ENTRIES SHOWN:
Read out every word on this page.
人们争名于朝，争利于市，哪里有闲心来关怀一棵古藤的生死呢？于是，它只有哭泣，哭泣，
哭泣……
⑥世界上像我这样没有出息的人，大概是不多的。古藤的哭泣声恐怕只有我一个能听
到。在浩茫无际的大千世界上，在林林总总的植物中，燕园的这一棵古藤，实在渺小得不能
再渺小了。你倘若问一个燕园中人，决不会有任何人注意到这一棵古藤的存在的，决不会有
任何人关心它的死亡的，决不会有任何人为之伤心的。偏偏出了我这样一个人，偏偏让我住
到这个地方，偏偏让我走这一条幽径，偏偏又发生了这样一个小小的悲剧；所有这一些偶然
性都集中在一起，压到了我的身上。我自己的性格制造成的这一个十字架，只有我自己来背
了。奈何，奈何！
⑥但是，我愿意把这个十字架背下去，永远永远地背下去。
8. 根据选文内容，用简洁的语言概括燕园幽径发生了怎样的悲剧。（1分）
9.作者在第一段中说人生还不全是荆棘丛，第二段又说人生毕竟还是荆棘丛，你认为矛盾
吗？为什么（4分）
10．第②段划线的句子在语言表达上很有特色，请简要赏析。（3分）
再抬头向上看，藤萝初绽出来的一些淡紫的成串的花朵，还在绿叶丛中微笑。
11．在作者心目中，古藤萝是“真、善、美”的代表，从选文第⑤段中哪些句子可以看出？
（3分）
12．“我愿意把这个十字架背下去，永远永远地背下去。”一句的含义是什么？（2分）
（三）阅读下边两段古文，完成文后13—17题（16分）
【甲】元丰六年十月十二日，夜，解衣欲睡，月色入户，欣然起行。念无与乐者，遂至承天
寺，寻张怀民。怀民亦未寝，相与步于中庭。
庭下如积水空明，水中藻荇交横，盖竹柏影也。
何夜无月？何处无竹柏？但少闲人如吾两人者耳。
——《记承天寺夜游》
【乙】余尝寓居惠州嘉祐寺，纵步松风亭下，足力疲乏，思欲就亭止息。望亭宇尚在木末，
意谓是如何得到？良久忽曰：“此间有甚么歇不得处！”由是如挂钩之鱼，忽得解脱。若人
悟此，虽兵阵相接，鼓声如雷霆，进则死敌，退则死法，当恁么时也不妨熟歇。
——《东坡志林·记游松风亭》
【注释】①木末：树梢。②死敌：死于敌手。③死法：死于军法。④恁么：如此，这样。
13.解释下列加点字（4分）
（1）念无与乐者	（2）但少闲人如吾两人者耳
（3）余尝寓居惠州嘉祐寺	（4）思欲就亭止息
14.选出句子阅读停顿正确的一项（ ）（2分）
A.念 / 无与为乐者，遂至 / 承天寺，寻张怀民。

TASK DIRECTIONS: Of the lines above, how many contain the string "余尝寓居惠州嘉祐寺"? Only the number is required.

OUTPUT OF THE EXERCISE: 2